Problem description: Put every line of the data below into a numbered list, leaving out any blank lines.

Data to use:
● ● ● ● ●

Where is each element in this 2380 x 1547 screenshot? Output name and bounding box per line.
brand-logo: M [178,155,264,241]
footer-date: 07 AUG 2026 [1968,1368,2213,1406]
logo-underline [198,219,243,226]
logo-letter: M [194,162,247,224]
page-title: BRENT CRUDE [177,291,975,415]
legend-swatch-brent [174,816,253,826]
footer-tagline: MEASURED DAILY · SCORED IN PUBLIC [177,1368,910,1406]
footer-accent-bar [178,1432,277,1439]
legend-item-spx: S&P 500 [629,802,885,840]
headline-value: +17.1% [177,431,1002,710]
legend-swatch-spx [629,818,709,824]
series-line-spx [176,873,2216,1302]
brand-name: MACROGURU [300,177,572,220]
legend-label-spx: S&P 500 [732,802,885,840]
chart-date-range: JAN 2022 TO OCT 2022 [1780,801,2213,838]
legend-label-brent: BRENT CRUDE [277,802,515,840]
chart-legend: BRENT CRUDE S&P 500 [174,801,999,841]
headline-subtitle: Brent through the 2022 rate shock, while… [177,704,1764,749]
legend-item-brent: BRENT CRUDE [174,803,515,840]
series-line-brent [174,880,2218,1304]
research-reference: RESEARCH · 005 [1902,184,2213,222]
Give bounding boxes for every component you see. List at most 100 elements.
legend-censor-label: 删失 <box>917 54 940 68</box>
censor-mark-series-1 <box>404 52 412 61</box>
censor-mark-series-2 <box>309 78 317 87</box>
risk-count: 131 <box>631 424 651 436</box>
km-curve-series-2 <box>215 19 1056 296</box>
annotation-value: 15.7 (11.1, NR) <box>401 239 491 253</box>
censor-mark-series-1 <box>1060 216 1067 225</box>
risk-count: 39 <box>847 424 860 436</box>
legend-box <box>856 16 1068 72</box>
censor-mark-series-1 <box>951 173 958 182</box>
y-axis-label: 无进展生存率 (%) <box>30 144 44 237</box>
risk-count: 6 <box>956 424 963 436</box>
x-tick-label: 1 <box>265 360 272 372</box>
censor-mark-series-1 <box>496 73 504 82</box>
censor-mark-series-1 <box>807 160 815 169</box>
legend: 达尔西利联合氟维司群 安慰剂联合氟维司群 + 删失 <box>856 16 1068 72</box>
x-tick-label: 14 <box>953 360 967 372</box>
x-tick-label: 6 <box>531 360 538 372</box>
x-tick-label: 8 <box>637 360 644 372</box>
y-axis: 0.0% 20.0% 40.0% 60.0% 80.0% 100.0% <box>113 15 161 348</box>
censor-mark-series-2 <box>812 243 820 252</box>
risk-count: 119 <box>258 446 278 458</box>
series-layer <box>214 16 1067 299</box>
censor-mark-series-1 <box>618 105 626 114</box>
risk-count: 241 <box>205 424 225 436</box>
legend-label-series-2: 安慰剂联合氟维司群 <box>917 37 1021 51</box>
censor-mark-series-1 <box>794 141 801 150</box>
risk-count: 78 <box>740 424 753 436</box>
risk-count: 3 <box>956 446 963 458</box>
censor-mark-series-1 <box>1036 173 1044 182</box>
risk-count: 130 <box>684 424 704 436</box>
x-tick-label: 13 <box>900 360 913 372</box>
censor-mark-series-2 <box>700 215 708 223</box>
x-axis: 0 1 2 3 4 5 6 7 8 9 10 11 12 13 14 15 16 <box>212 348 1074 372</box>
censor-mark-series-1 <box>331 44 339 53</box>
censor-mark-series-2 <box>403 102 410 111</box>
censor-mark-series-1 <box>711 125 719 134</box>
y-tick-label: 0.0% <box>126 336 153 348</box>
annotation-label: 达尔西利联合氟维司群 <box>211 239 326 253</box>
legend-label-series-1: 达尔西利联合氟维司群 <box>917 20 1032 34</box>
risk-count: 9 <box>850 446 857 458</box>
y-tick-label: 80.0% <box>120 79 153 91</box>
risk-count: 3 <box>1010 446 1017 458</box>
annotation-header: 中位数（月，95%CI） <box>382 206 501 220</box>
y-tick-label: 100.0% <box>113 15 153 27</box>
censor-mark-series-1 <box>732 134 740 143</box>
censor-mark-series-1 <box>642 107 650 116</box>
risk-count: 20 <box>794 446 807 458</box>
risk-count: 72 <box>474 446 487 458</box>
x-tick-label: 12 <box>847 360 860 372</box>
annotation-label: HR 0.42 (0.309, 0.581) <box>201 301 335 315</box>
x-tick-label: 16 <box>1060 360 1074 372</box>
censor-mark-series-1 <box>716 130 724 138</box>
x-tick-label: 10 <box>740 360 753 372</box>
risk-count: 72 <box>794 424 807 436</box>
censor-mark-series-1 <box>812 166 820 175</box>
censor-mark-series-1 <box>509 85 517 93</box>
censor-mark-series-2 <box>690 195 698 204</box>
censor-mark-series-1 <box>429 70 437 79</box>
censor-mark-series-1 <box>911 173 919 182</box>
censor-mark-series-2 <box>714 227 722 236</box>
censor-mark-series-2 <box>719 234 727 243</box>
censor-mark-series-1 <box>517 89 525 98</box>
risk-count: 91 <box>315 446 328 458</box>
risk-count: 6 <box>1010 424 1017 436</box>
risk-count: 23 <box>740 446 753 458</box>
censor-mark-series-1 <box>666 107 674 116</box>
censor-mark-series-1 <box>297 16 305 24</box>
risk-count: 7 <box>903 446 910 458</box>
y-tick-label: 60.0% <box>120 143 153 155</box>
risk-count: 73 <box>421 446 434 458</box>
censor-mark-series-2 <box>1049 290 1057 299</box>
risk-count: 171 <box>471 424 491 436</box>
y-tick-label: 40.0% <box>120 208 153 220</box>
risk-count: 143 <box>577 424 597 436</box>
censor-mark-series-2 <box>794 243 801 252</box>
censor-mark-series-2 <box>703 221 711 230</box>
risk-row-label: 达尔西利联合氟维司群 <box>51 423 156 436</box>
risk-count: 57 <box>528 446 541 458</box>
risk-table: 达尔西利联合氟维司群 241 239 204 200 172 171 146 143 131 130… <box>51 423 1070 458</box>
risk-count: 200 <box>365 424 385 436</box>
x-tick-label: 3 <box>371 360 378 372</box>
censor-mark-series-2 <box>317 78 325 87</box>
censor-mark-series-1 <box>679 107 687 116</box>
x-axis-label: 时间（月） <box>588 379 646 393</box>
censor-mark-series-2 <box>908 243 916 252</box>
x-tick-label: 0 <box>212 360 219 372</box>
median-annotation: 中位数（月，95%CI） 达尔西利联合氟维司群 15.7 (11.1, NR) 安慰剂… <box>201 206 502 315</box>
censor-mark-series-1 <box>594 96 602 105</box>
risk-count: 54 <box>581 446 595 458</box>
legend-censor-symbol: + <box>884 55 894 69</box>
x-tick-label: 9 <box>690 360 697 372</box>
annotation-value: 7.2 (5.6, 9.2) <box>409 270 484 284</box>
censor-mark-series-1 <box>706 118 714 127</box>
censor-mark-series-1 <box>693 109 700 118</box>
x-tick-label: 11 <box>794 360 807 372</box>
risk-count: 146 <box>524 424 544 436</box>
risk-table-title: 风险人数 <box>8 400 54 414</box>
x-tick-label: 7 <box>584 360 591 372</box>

● ● ● ● ●

Solved problem:
1. Where is each element in this 2380 x 1547 screenshot? Output name and bounding box per line.
2. brand-logo: M [178,155,264,241]
3. footer-date: 07 AUG 2026 [1968,1368,2213,1406]
4. logo-underline [198,219,243,226]
5. logo-letter: M [194,162,247,224]
6. page-title: BRENT CRUDE [177,291,975,415]
7. legend-swatch-brent [174,816,253,826]
8. footer-tagline: MEASURED DAILY · SCORED IN PUBLIC [177,1368,910,1406]
9. footer-accent-bar [178,1432,277,1439]
10. legend-item-spx: S&P 500 [629,802,885,840]
11. headline-value: +17.1% [177,431,1002,710]
12. legend-swatch-spx [629,818,709,824]
13. series-line-spx [176,873,2216,1302]
14. brand-name: MACROGURU [300,177,572,220]
15. legend-label-spx: S&P 500 [732,802,885,840]
16. chart-date-range: JAN 2022 TO OCT 2022 [1780,801,2213,838]
17. legend-label-brent: BRENT CRUDE [277,802,515,840]
18. chart-legend: BRENT CRUDE S&P 500 [174,801,999,841]
19. headline-subtitle: Brent through the 2022 rate shock, while… [177,704,1764,749]
20. legend-item-brent: BRENT CRUDE [174,803,515,840]
21. series-line-brent [174,880,2218,1304]
22. research-reference: RESEARCH · 005 [1902,184,2213,222]
23. Give bounding boxes for every component you see. List at most 100 elements.
24. legend-censor-label: 删失 <box>917 54 940 68</box>
25. censor-mark-series-1 <box>404 52 412 61</box>
26. censor-mark-series-2 <box>309 78 317 87</box>
27. risk-count: 131 <box>631 424 651 436</box>
28. km-curve-series-2 <box>215 19 1056 296</box>
29. annotation-value: 15.7 (11.1, NR) <box>401 239 491 253</box>
30. censor-mark-series-1 <box>1060 216 1067 225</box>
31. risk-count: 39 <box>847 424 860 436</box>
32. legend-box <box>856 16 1068 72</box>
33. censor-mark-series-1 <box>951 173 958 182</box>
34. y-axis-label: 无进展生存率 (%) <box>30 144 44 237</box>
35. risk-count: 6 <box>956 424 963 436</box>
36. x-tick-label: 1 <box>265 360 272 372</box>
37. censor-mark-series-1 <box>496 73 504 82</box>
38. censor-mark-series-1 <box>807 160 815 169</box>
39. legend: 达尔西利联合氟维司群 安慰剂联合氟维司群 + 删失 <box>856 16 1068 72</box>
40. x-tick-label: 14 <box>953 360 967 372</box>
41. x-tick-label: 6 <box>531 360 538 372</box>
42. x-tick-label: 8 <box>637 360 644 372</box>
43. y-axis: 0.0% 20.0% 40.0% 60.0% 80.0% 100.0% <box>113 15 161 348</box>
44. censor-mark-series-2 <box>812 243 820 252</box>
45. risk-count: 119 <box>258 446 278 458</box>
46. series-layer <box>214 16 1067 299</box>
47. censor-mark-series-1 <box>618 105 626 114</box>
48. risk-count: 241 <box>205 424 225 436</box>
49. legend-label-series-2: 安慰剂联合氟维司群 <box>917 37 1021 51</box>
50. censor-mark-series-1 <box>794 141 801 150</box>
51. risk-count: 78 <box>740 424 753 436</box>
52. risk-count: 3 <box>956 446 963 458</box>
53. censor-mark-series-1 <box>1036 173 1044 182</box>
54. risk-count: 130 <box>684 424 704 436</box>
55. x-tick-label: 13 <box>900 360 913 372</box>
56. censor-mark-series-2 <box>700 215 708 223</box>
57. x-axis: 0 1 2 3 4 5 6 7 8 9 10 11 12 13 14 15 16 <box>212 348 1074 372</box>
58. censor-mark-series-1 <box>331 44 339 53</box>
59. censor-mark-series-2 <box>403 102 410 111</box>
60. censor-mark-series-1 <box>711 125 719 134</box>
61. y-tick-label: 0.0% <box>126 336 153 348</box>
62. annotation-label: 达尔西利联合氟维司群 <box>211 239 326 253</box>
63. legend-label-series-1: 达尔西利联合氟维司群 <box>917 20 1032 34</box>
64. risk-count: 9 <box>850 446 857 458</box>
65. y-tick-label: 80.0% <box>120 79 153 91</box>
66. risk-count: 3 <box>1010 446 1017 458</box>
67. annotation-header: 中位数（月，95%CI） <box>382 206 501 220</box>
68. y-tick-label: 100.0% <box>113 15 153 27</box>
69. censor-mark-series-1 <box>732 134 740 143</box>
70. censor-mark-series-1 <box>642 107 650 116</box>
71. risk-count: 20 <box>794 446 807 458</box>
72. risk-count: 72 <box>474 446 487 458</box>
73. x-tick-label: 12 <box>847 360 860 372</box>
74. annotation-label: HR 0.42 (0.309, 0.581) <box>201 301 335 315</box>
75. x-tick-label: 16 <box>1060 360 1074 372</box>
76. censor-mark-series-1 <box>716 130 724 138</box>
77. x-tick-label: 10 <box>740 360 753 372</box>
78. risk-count: 72 <box>794 424 807 436</box>
79. censor-mark-series-1 <box>812 166 820 175</box>
80. censor-mark-series-1 <box>509 85 517 93</box>
81. censor-mark-series-2 <box>690 195 698 204</box>
82. censor-mark-series-1 <box>429 70 437 79</box>
83. censor-mark-series-1 <box>911 173 919 182</box>
84. censor-mark-series-2 <box>714 227 722 236</box>
85. censor-mark-series-2 <box>719 234 727 243</box>
86. censor-mark-series-1 <box>517 89 525 98</box>
87. risk-count: 91 <box>315 446 328 458</box>
88. risk-count: 6 <box>1010 424 1017 436</box>
89. risk-count: 23 <box>740 446 753 458</box>
90. censor-mark-series-1 <box>666 107 674 116</box>
91. censor-mark-series-1 <box>297 16 305 24</box>
92. risk-count: 7 <box>903 446 910 458</box>
93. y-tick-label: 60.0% <box>120 143 153 155</box>
94. risk-count: 73 <box>421 446 434 458</box>
95. censor-mark-series-2 <box>1049 290 1057 299</box>
96. risk-count: 171 <box>471 424 491 436</box>
97. y-tick-label: 40.0% <box>120 208 153 220</box>
98. risk-count: 143 <box>577 424 597 436</box>
99. censor-mark-series-2 <box>794 243 801 252</box>
100. censor-mark-series-2 <box>703 221 711 230</box>
101. risk-row-label: 达尔西利联合氟维司群 <box>51 423 156 436</box>
102. risk-count: 57 <box>528 446 541 458</box>
103. risk-table: 达尔西利联合氟维司群 241 239 204 200 172 171 146 143 131 130… <box>51 423 1070 458</box>
104. risk-count: 200 <box>365 424 385 436</box>
105. x-tick-label: 3 <box>371 360 378 372</box>
106. censor-mark-series-2 <box>317 78 325 87</box>
107. censor-mark-series-1 <box>679 107 687 116</box>
108. x-axis-label: 时间（月） <box>588 379 646 393</box>
109. censor-mark-series-2 <box>908 243 916 252</box>
110. x-tick-label: 0 <box>212 360 219 372</box>
111. median-annotation: 中位数（月，95%CI） 达尔西利联合氟维司群 15.7 (11.1, NR) 安慰剂… <box>201 206 502 315</box>
112. censor-mark-series-1 <box>594 96 602 105</box>
113. risk-count: 54 <box>581 446 595 458</box>
114. legend-censor-symbol: + <box>884 55 894 69</box>
115. x-tick-label: 9 <box>690 360 697 372</box>
116. annotation-value: 7.2 (5.6, 9.2) <box>409 270 484 284</box>
117. censor-mark-series-1 <box>706 118 714 127</box>
118. censor-mark-series-1 <box>693 109 700 118</box>
119. x-tick-label: 11 <box>794 360 807 372</box>
120. risk-count: 146 <box>524 424 544 436</box>
121. risk-table-title: 风险人数 <box>8 400 54 414</box>
122. x-tick-label: 7 <box>584 360 591 372</box>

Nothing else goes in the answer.